─── Task material ───

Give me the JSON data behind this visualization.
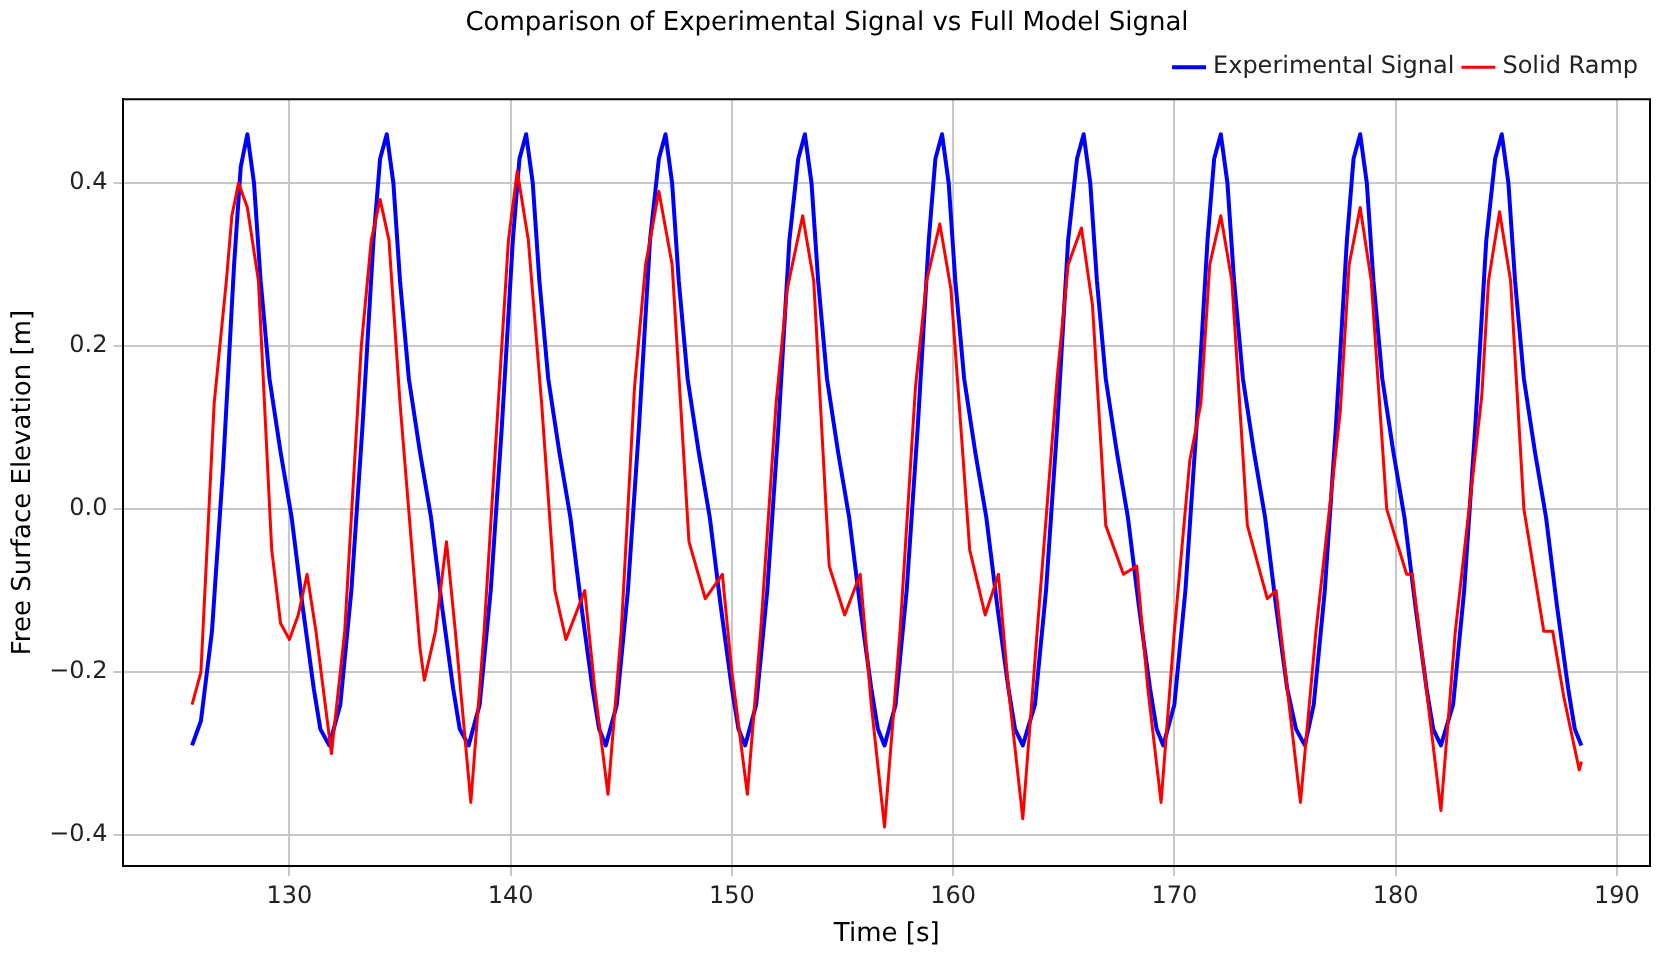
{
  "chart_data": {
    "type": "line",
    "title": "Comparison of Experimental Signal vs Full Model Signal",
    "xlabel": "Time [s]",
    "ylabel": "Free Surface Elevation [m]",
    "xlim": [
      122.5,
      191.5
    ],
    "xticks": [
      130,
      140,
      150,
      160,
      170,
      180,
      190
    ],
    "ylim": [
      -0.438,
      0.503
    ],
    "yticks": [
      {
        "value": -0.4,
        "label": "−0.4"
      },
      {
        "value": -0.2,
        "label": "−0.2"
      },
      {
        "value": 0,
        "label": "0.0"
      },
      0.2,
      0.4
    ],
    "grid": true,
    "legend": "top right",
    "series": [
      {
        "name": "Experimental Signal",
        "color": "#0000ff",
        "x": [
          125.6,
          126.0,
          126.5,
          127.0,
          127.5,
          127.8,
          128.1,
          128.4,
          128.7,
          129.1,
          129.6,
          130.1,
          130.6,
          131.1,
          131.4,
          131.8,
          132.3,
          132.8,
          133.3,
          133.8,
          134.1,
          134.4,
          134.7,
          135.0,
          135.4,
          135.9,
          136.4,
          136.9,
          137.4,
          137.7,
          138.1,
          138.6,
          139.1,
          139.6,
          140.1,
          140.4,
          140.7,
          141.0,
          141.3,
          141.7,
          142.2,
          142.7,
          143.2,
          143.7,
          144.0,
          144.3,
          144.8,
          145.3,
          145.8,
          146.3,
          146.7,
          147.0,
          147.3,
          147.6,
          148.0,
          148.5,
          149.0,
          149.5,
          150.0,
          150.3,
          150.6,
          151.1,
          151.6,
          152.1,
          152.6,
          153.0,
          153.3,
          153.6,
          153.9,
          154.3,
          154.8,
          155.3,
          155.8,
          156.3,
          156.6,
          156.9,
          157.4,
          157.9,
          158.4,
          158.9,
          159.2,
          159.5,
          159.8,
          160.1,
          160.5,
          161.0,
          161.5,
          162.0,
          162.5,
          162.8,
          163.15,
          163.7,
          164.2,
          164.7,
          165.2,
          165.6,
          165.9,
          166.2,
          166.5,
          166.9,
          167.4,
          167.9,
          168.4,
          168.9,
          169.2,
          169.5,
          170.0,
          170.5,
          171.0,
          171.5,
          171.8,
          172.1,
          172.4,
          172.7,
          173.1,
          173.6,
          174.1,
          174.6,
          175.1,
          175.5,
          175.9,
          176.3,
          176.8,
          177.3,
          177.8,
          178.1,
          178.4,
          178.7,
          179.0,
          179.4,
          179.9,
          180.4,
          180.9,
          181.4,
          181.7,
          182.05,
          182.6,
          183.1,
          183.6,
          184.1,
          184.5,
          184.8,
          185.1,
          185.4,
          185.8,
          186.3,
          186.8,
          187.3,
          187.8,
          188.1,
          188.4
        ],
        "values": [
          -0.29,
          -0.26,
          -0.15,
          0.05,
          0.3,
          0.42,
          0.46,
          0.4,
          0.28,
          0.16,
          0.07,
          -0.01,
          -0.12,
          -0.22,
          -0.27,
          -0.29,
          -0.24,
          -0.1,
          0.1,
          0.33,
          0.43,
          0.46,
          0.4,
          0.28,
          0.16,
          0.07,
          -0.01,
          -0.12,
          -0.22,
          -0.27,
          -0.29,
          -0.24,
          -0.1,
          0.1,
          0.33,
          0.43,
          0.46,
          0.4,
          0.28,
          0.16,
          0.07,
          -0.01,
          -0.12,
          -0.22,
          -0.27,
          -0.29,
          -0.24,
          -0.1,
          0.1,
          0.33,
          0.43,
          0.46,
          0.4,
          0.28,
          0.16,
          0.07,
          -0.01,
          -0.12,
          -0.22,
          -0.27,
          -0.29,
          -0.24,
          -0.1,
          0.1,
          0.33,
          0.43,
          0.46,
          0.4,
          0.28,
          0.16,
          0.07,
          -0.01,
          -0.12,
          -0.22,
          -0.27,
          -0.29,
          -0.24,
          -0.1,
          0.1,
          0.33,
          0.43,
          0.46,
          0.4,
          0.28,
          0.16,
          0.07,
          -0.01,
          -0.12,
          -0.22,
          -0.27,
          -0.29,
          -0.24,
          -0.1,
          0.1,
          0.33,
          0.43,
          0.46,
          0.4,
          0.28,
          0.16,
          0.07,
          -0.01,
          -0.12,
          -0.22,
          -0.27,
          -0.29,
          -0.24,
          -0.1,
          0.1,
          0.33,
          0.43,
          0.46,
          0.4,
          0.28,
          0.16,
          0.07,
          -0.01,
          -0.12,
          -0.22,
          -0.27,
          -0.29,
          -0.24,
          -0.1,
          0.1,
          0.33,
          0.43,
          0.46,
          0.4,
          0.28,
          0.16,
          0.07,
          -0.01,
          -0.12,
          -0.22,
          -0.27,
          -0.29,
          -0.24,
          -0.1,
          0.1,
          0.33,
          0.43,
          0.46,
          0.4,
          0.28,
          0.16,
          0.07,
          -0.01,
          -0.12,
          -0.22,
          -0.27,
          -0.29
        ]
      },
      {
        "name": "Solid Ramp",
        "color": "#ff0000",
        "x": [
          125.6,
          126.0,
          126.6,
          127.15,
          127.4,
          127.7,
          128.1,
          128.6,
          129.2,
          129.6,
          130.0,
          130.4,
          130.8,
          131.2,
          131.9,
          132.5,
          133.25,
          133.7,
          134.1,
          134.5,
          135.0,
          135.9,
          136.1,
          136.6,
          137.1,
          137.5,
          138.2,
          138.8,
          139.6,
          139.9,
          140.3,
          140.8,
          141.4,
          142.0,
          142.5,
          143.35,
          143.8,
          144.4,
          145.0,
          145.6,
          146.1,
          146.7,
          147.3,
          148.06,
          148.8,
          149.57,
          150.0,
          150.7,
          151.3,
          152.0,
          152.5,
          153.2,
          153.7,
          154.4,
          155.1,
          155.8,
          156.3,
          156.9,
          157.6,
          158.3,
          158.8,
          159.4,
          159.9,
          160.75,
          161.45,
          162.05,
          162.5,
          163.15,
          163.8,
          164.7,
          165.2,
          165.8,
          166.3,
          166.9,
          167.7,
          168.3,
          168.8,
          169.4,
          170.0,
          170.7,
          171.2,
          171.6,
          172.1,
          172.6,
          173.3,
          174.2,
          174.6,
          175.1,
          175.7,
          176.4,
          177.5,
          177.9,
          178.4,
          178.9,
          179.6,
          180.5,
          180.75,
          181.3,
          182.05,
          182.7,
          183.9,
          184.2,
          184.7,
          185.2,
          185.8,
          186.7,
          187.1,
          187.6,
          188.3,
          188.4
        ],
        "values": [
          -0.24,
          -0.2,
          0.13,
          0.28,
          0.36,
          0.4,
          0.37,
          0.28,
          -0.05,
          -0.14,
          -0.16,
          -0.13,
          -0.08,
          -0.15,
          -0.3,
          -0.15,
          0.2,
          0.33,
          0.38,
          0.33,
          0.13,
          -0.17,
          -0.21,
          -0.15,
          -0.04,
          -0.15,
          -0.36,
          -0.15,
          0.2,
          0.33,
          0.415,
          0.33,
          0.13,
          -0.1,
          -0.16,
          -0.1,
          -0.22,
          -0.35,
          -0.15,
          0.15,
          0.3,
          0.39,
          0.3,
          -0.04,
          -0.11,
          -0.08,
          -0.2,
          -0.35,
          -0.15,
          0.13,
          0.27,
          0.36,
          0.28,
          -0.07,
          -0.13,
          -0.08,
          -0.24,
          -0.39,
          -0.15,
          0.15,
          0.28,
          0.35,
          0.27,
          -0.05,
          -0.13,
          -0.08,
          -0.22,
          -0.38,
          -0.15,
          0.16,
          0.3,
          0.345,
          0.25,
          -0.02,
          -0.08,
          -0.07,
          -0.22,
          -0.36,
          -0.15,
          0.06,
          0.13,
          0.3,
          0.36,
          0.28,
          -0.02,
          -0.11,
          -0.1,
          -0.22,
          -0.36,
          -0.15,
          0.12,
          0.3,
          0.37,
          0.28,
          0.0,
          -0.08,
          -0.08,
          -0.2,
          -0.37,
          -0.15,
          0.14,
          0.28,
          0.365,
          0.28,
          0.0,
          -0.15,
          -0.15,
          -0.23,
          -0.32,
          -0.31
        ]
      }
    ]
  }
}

───
─── Task material ───

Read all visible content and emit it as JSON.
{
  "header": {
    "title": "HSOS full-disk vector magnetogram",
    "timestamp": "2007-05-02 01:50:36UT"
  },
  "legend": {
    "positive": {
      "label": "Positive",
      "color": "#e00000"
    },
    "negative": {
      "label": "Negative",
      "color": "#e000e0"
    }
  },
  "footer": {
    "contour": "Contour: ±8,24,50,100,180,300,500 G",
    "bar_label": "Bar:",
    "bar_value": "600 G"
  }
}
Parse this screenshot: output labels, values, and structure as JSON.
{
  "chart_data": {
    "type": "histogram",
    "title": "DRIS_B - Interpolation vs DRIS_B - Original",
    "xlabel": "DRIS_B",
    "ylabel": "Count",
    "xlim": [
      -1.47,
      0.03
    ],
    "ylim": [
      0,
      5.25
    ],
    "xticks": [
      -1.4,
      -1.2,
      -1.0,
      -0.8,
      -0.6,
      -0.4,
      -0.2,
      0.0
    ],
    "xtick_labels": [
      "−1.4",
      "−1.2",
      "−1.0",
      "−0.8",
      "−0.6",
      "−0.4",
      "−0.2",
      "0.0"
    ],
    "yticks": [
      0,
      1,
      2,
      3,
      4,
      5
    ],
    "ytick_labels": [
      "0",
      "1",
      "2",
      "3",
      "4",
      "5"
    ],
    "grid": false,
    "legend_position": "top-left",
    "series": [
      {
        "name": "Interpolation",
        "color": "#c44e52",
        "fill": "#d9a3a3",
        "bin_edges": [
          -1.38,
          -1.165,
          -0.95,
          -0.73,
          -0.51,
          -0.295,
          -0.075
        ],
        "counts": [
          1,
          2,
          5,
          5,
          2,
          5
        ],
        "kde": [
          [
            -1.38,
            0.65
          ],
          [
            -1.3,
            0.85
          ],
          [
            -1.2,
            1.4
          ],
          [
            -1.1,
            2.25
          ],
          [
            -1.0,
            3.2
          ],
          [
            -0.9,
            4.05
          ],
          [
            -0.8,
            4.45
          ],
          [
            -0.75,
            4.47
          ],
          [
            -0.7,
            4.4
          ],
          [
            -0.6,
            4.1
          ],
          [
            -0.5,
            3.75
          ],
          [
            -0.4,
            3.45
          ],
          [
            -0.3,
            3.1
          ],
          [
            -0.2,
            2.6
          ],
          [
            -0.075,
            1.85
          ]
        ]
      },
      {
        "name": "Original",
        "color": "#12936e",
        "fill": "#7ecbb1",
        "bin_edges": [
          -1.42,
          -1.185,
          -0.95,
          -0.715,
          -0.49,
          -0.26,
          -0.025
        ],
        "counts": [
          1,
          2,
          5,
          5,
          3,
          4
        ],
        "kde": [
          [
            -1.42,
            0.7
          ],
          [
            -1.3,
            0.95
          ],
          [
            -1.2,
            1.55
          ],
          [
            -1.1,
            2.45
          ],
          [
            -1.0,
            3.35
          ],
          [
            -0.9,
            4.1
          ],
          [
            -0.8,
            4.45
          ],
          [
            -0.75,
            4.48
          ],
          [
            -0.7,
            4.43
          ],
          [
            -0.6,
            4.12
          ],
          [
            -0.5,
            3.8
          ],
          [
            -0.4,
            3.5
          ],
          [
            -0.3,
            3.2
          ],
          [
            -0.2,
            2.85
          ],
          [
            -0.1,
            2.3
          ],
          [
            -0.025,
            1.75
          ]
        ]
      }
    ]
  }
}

───

## Task prompt
Copy each line that holds the word "this".

## Correct result
Give me the JSON data behind this visualization.
Parse this screenshot: output labels, values, and structure as JSON.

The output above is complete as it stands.